* Excerpted data
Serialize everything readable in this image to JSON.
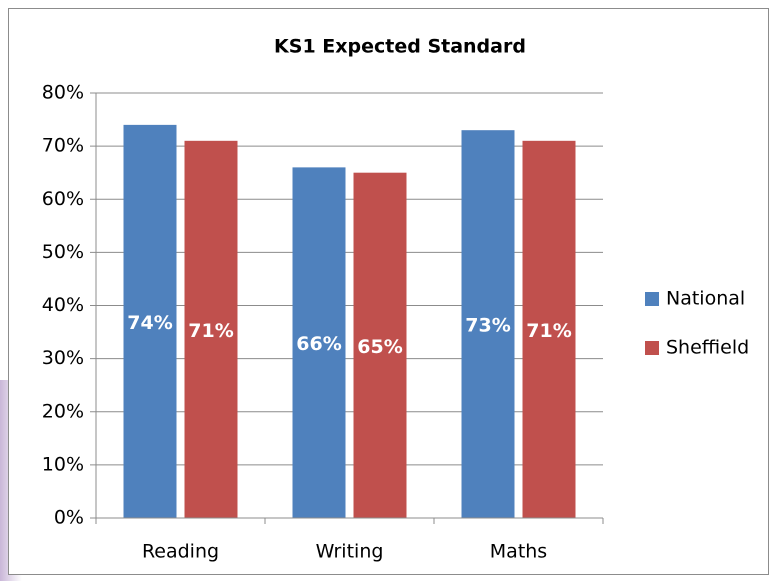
{
  "chart_data": {
    "type": "bar",
    "title": "KS1 Expected Standard",
    "categories": [
      "Reading",
      "Writing",
      "Maths"
    ],
    "series": [
      {
        "name": "National",
        "color": "#4f81bd",
        "values": [
          74,
          66,
          73
        ],
        "value_labels": [
          "74%",
          "66%",
          "73%"
        ]
      },
      {
        "name": "Sheffield",
        "color": "#c0504d",
        "values": [
          71,
          65,
          71
        ],
        "value_labels": [
          "71%",
          "65%",
          "71%"
        ]
      }
    ],
    "ylim": [
      0,
      80
    ],
    "yticks": [
      {
        "value": 0,
        "label": "0%"
      },
      {
        "value": 10,
        "label": "10%"
      },
      {
        "value": 20,
        "label": "20%"
      },
      {
        "value": 30,
        "label": "30%"
      },
      {
        "value": 40,
        "label": "40%"
      },
      {
        "value": 50,
        "label": "50%"
      },
      {
        "value": 60,
        "label": "60%"
      },
      {
        "value": 70,
        "label": "70%"
      },
      {
        "value": 80,
        "label": "80%"
      }
    ],
    "grid": true,
    "legend": "right"
  }
}
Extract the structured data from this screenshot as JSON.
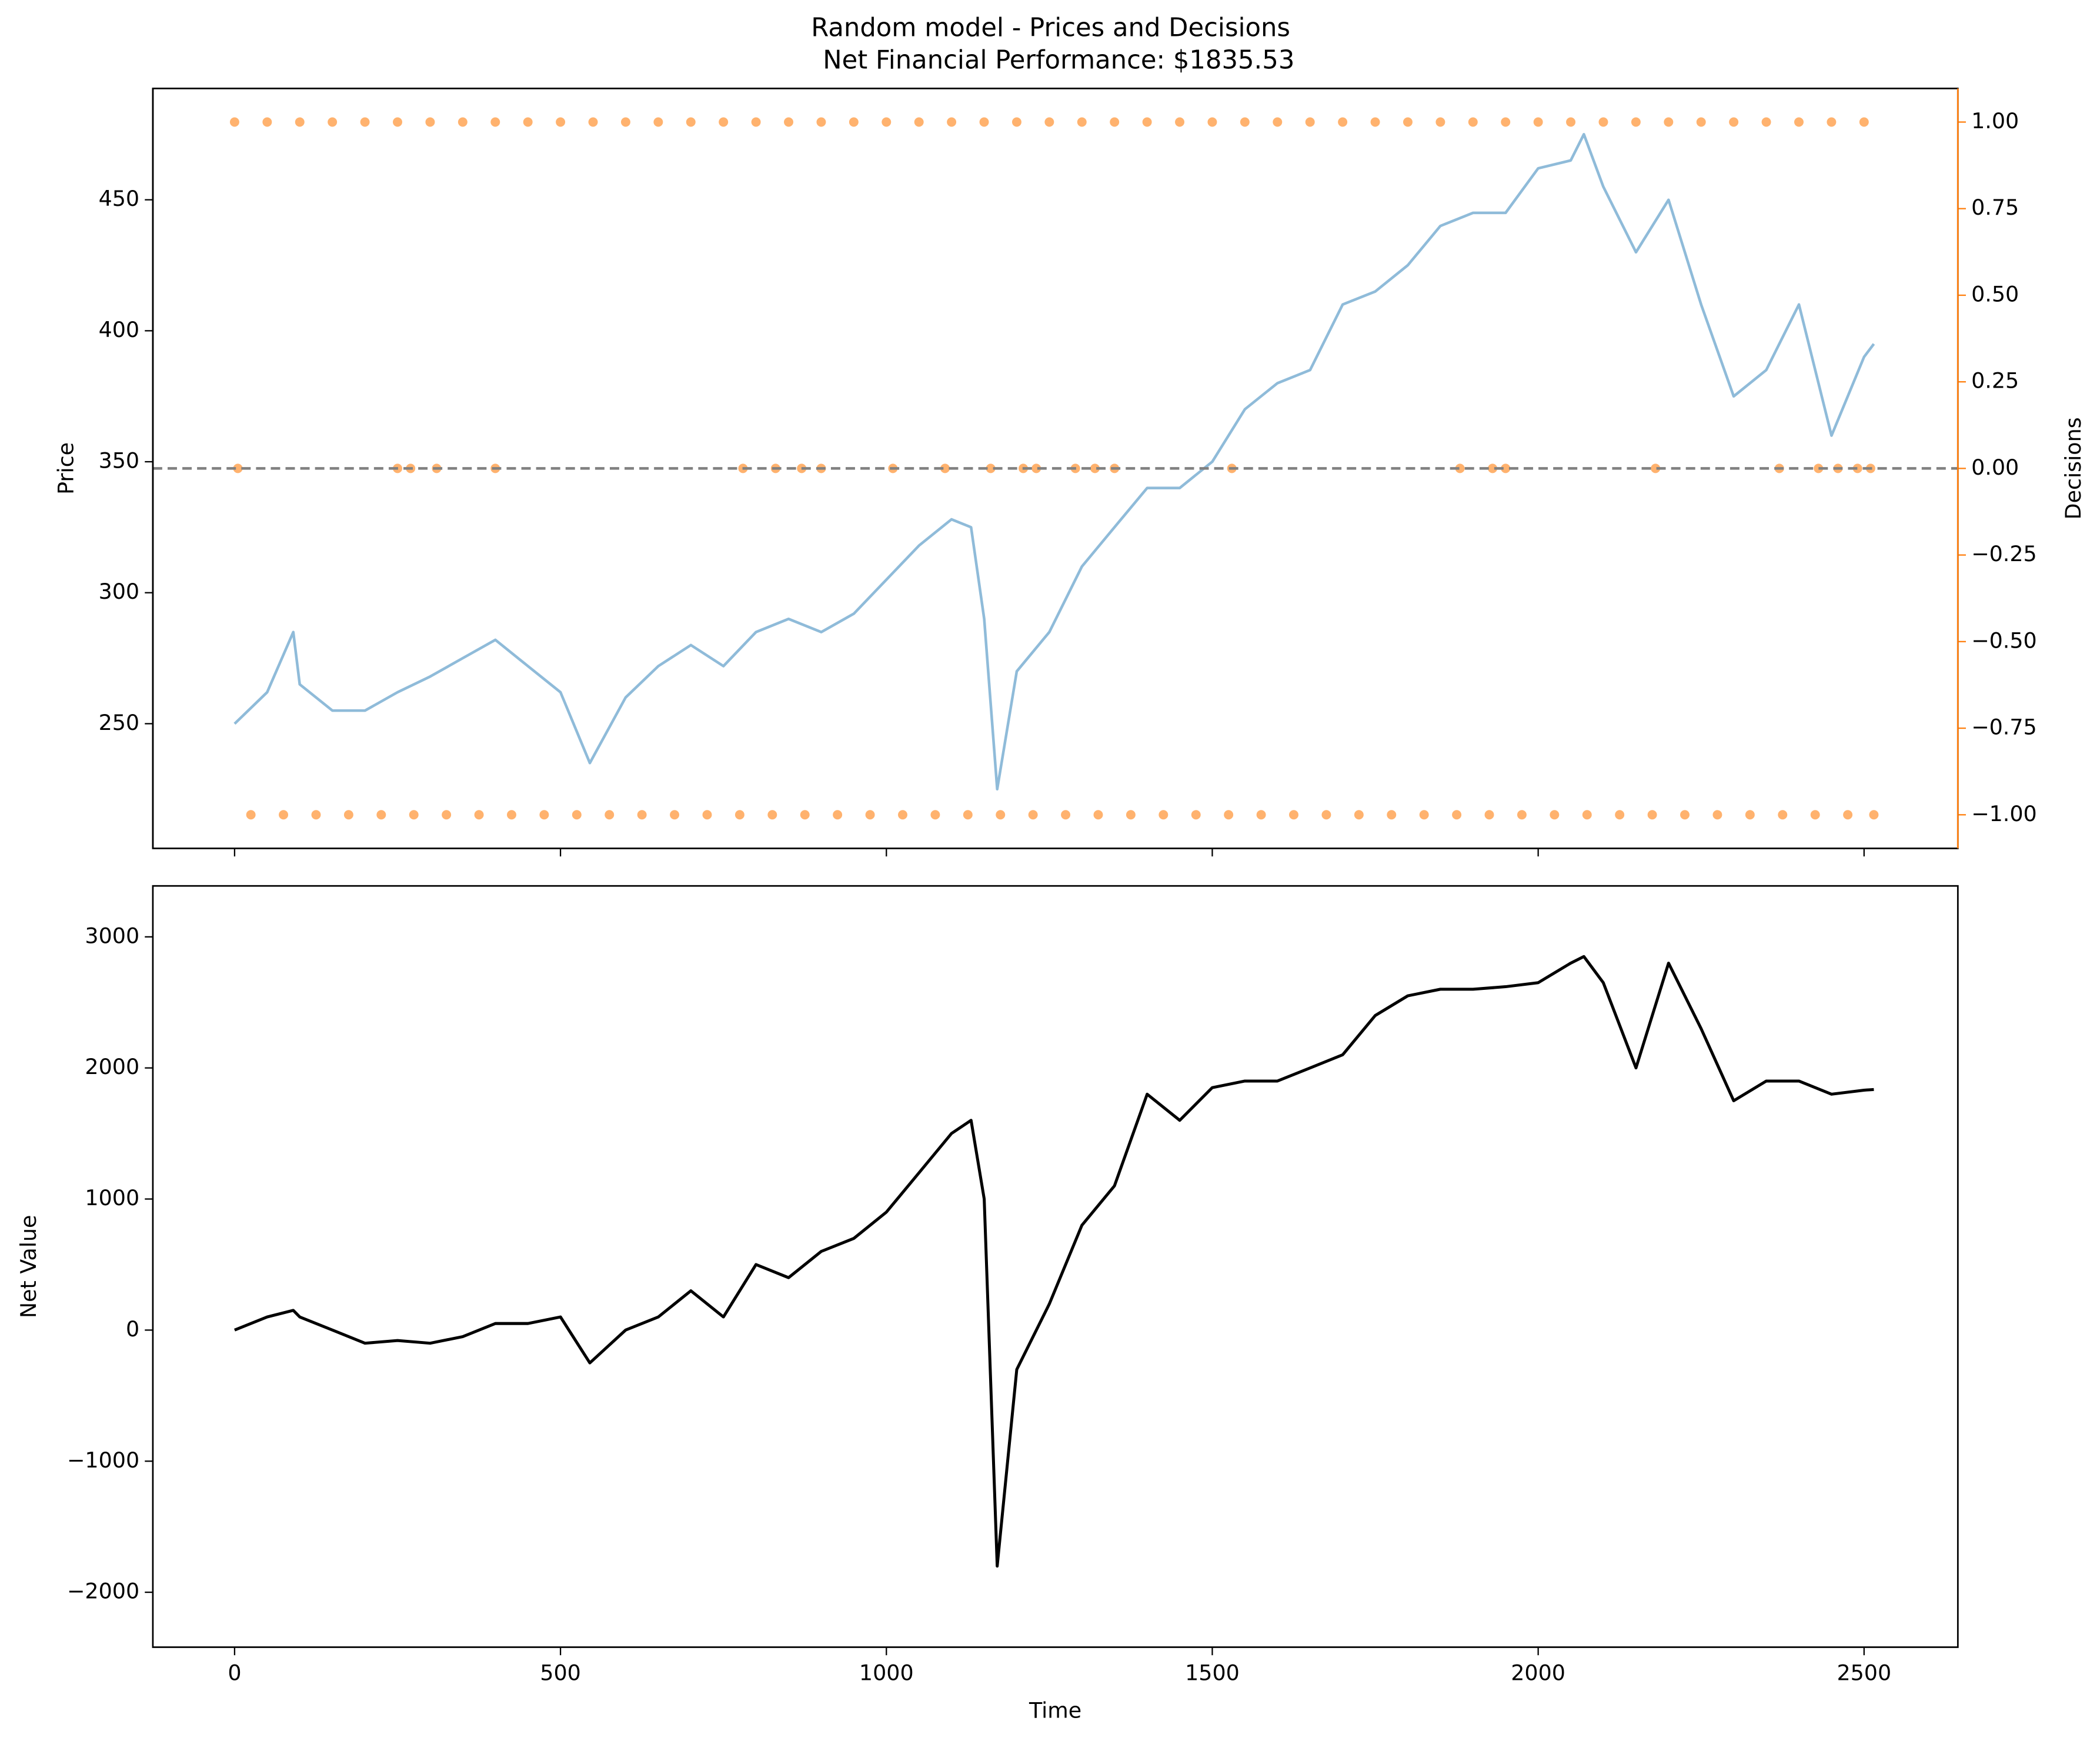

* Given exercise
Each line above is to be copied verbatim. Drop any image from the copy.

* Written answer
Serialize everything readable in this image to JSON.
{
  "chart_data": {
    "type": "bar",
    "title": "KS1 Expected Standard",
    "categories": [
      "Reading",
      "Writing",
      "Maths"
    ],
    "series": [
      {
        "name": "National",
        "color": "#4f81bd",
        "values": [
          74,
          66,
          73
        ],
        "value_labels": [
          "74%",
          "66%",
          "73%"
        ]
      },
      {
        "name": "Sheffield",
        "color": "#c0504d",
        "values": [
          71,
          65,
          71
        ],
        "value_labels": [
          "71%",
          "65%",
          "71%"
        ]
      }
    ],
    "ylim": [
      0,
      80
    ],
    "yticks": [
      {
        "value": 0,
        "label": "0%"
      },
      {
        "value": 10,
        "label": "10%"
      },
      {
        "value": 20,
        "label": "20%"
      },
      {
        "value": 30,
        "label": "30%"
      },
      {
        "value": 40,
        "label": "40%"
      },
      {
        "value": 50,
        "label": "50%"
      },
      {
        "value": 60,
        "label": "60%"
      },
      {
        "value": 70,
        "label": "70%"
      },
      {
        "value": 80,
        "label": "80%"
      }
    ],
    "grid": true,
    "legend": "right"
  }
}
Extract the structured data from this screenshot as JSON.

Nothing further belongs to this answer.